__EXERCISE__
Rewrite the material below, replacing "United States" with "USA" and leaving everything else unchanged.

__AVAILABLE RECORDS__
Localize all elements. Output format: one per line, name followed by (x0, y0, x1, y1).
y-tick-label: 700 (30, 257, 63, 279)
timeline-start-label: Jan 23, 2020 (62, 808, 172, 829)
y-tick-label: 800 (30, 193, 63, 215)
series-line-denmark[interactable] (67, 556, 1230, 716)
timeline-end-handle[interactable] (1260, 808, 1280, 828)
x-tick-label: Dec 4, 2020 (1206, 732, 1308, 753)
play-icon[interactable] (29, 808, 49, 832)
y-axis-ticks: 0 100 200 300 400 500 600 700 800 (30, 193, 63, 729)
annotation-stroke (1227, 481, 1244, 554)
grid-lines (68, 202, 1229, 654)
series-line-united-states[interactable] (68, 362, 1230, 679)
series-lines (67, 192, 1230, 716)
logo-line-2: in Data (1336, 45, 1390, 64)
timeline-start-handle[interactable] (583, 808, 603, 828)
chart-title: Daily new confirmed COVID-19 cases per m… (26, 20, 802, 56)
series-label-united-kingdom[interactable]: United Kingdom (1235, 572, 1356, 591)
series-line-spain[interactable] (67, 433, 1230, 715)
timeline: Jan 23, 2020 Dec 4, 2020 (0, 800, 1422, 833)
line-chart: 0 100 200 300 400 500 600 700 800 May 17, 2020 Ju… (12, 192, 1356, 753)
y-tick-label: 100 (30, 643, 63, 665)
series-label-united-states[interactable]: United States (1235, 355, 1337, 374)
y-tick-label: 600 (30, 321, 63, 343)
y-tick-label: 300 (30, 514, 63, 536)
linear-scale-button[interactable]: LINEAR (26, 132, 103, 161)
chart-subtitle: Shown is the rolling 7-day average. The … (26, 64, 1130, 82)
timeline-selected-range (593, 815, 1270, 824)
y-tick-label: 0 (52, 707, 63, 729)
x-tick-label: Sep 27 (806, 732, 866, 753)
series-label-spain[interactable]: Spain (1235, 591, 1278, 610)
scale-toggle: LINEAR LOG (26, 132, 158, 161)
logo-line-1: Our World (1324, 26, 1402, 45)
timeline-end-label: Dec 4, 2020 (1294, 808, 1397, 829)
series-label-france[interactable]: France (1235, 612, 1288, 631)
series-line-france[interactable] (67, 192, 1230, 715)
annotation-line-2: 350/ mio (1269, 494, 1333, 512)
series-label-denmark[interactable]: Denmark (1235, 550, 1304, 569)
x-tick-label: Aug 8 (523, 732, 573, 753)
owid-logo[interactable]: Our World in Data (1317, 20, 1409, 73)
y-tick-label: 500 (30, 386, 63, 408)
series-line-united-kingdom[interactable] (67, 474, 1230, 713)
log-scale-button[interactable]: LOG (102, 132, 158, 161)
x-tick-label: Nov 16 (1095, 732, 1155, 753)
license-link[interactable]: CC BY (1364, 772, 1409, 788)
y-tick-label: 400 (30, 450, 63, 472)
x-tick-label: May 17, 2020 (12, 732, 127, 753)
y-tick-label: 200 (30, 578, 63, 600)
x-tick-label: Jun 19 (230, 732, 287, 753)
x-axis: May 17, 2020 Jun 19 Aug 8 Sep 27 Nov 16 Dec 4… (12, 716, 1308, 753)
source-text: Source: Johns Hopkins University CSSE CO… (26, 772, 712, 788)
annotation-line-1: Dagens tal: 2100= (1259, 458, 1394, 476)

__RESPONSE TO THE TASK__
Localize all elements. Output format: one per line, name followed by (x0, y0, x1, y1).
y-tick-label: 700 (30, 257, 63, 279)
timeline-start-label: Jan 23, 2020 (62, 808, 172, 829)
y-tick-label: 800 (30, 193, 63, 215)
series-line-denmark[interactable] (67, 556, 1230, 716)
timeline-end-handle[interactable] (1260, 808, 1280, 828)
x-tick-label: Dec 4, 2020 (1206, 732, 1308, 753)
play-icon[interactable] (29, 808, 49, 832)
y-axis-ticks: 0 100 200 300 400 500 600 700 800 (30, 193, 63, 729)
annotation-stroke (1227, 481, 1244, 554)
grid-lines (68, 202, 1229, 654)
series-line-united-states[interactable] (68, 362, 1230, 679)
series-lines (67, 192, 1230, 716)
logo-line-2: in Data (1336, 45, 1390, 64)
timeline-start-handle[interactable] (583, 808, 603, 828)
chart-title: Daily new confirmed COVID-19 cases per m… (26, 20, 802, 56)
series-label-united-kingdom[interactable]: United Kingdom (1235, 572, 1356, 591)
series-line-spain[interactable] (67, 433, 1230, 715)
timeline: Jan 23, 2020 Dec 4, 2020 (0, 800, 1422, 833)
line-chart: 0 100 200 300 400 500 600 700 800 May 17, 2020 Ju… (12, 192, 1356, 753)
y-tick-label: 100 (30, 643, 63, 665)
series-label-united-states[interactable]: USA (1235, 355, 1337, 374)
y-tick-label: 600 (30, 321, 63, 343)
y-tick-label: 300 (30, 514, 63, 536)
linear-scale-button[interactable]: LINEAR (26, 132, 103, 161)
chart-subtitle: Shown is the rolling 7-day average. The … (26, 64, 1130, 82)
timeline-selected-range (593, 815, 1270, 824)
y-tick-label: 0 (52, 707, 63, 729)
x-tick-label: Sep 27 (806, 732, 866, 753)
series-label-spain[interactable]: Spain (1235, 591, 1278, 610)
scale-toggle: LINEAR LOG (26, 132, 158, 161)
logo-line-1: Our World (1324, 26, 1402, 45)
timeline-end-label: Dec 4, 2020 (1294, 808, 1397, 829)
series-label-france[interactable]: France (1235, 612, 1288, 631)
series-line-france[interactable] (67, 192, 1230, 715)
annotation-line-2: 350/ mio (1269, 494, 1333, 512)
series-label-denmark[interactable]: Denmark (1235, 550, 1304, 569)
x-tick-label: Aug 8 (523, 732, 573, 753)
owid-logo[interactable]: Our World in Data (1317, 20, 1409, 73)
y-tick-label: 500 (30, 386, 63, 408)
series-line-united-kingdom[interactable] (67, 474, 1230, 713)
log-scale-button[interactable]: LOG (102, 132, 158, 161)
x-tick-label: Nov 16 (1095, 732, 1155, 753)
license-link[interactable]: CC BY (1364, 772, 1409, 788)
y-tick-label: 400 (30, 450, 63, 472)
x-tick-label: May 17, 2020 (12, 732, 127, 753)
y-tick-label: 200 (30, 578, 63, 600)
x-tick-label: Jun 19 (230, 732, 287, 753)
x-axis: May 17, 2020 Jun 19 Aug 8 Sep 27 Nov 16 Dec 4… (12, 716, 1308, 753)
source-text: Source: Johns Hopkins University CSSE CO… (26, 772, 712, 788)
annotation-line-1: Dagens tal: 2100= (1259, 458, 1394, 476)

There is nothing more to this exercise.